:: AIM ::
In the material below, count the lines with the word "source" and state that number only.

─── MATERIAL FOR THE TASK

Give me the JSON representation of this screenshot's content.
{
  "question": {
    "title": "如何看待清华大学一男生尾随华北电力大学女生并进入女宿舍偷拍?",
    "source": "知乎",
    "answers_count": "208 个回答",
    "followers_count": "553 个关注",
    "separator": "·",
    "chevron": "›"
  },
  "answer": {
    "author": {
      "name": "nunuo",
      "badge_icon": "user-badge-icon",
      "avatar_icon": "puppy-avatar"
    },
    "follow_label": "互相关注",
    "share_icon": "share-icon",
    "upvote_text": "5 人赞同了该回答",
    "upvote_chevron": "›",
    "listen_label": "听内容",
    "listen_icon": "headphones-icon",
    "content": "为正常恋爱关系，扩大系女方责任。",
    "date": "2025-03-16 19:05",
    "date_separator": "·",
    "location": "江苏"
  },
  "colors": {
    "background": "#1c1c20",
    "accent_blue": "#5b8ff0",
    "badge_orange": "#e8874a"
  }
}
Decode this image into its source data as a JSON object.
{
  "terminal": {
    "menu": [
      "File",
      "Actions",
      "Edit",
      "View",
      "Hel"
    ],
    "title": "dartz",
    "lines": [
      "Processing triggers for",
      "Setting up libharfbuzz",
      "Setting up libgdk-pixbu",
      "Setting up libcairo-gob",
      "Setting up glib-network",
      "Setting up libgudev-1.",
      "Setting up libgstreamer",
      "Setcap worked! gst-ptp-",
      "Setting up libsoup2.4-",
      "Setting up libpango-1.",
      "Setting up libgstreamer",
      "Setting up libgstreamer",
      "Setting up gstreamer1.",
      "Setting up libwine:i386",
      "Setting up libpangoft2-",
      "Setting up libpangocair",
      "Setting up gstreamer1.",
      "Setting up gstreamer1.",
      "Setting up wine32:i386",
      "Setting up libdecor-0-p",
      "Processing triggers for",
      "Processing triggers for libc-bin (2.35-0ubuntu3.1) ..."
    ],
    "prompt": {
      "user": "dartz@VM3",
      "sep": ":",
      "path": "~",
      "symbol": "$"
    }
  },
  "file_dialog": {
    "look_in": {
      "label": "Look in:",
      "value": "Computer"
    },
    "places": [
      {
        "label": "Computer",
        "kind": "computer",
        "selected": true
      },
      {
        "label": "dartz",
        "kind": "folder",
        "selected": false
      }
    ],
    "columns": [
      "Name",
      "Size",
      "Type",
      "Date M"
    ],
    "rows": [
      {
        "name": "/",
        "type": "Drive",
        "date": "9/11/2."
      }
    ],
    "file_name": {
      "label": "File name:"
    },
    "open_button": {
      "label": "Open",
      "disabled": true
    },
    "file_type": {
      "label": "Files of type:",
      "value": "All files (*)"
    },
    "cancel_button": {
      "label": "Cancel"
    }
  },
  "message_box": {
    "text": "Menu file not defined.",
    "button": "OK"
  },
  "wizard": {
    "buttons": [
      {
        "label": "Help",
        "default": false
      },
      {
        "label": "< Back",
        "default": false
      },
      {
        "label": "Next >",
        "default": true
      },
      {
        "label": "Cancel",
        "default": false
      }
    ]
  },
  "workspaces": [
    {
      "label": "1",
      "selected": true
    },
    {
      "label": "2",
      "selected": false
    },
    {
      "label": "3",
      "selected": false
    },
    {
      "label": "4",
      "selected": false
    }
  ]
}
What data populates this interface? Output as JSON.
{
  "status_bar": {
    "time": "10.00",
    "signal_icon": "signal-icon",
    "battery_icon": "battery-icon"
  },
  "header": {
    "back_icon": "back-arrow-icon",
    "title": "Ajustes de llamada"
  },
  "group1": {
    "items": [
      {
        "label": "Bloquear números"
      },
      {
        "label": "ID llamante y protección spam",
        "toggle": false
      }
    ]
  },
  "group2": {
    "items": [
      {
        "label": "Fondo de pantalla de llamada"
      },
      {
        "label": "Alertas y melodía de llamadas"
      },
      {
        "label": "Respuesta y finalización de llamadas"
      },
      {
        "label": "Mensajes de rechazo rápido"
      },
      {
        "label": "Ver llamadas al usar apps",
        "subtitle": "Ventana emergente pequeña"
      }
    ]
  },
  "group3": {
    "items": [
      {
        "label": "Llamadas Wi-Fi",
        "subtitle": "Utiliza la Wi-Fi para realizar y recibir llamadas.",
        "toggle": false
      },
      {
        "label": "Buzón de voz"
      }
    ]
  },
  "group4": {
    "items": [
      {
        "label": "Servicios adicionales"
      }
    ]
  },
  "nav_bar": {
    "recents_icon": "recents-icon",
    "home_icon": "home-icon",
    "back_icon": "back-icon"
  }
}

──────

:: COMPLETE ANSWER ::
2